» What you need to do:
Each line that holds the word "サックス" counts once; give the total for the records below and nothing else.

[Items listed in a dataset]
— Begin —

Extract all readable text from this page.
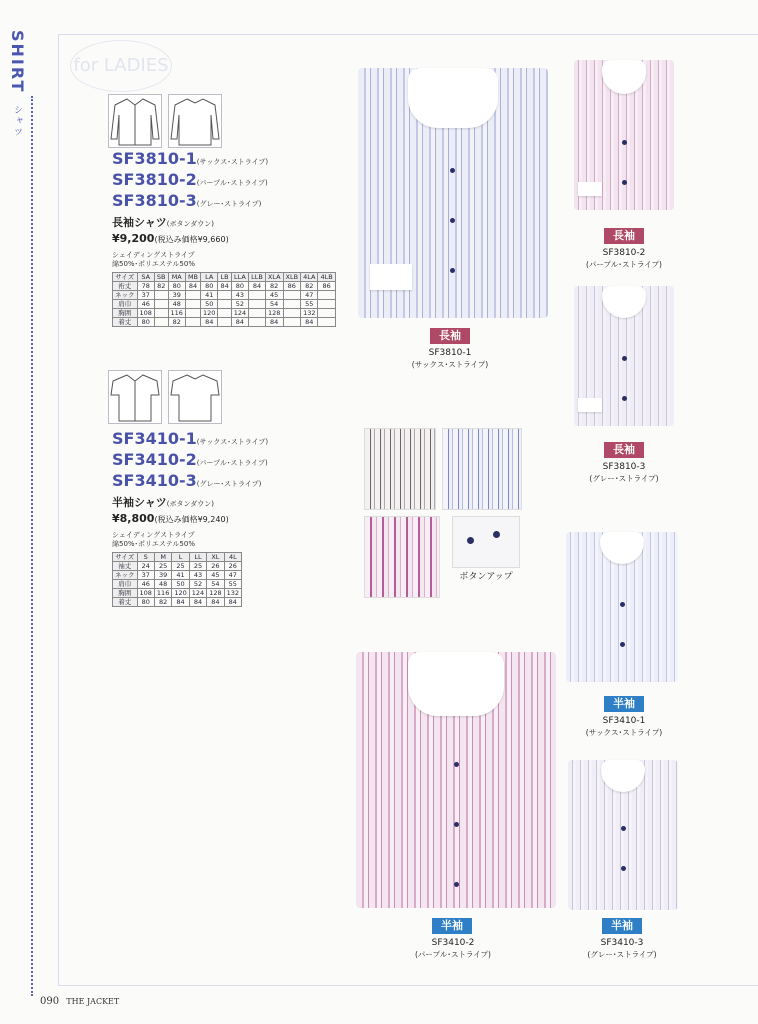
SHIRT シャツ
for LADIES
SF3810-1(サックス･ストライプ)
SF3810-2(パープル･ストライプ)
SF3810-3(グレー･ストライプ)
長袖シャツ(ボタンダウン)
¥9,200(税込み価格¥9,660)
シェイディングストライプ
綿50%･ポリエステル50%
サイズ	SA	SB	MA	MB	LA	LB	LLA	LLB	XLA	XLB	4LA	4LB
裄丈	78	82	80	84	80	84	80	84	82	86	82	86
ネック	37		39		41		43		45		47	
肩巾	46		48		50		52		54		55	
胸囲	108		116		120		124		128		132	
着丈	80		82		84		84		84		84	
SF3410-1(サックス･ストライプ)
SF3410-2(パープル･ストライプ)
SF3410-3(グレー･ストライプ)
半袖シャツ(ボタンダウン)
¥8,800(税込み価格¥9,240)
シェイディングストライプ
綿50%･ポリエステル50%
サイズ	S	M	L	LL	XL	4L
袖丈	24	25	25	25	26	26
ネック	37	39	41	43	45	47
肩巾	46	48	50	52	54	55
胸囲	108	116	120	124	128	132
着丈	80	82	84	84	84	84
長袖
SF3810-1
(サックス･ストライプ)
長袖
SF3810-2
(パープル･ストライプ)
長袖
SF3810-3
(グレー･ストライプ)
半袖
SF3410-1
(サックス･ストライプ)
半袖
SF3410-2
(パープル･ストライプ)
半袖
SF3410-3
(グレー･ストライプ)
ボタンアップ
090 THE JACKET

— End —

» Task answer:
4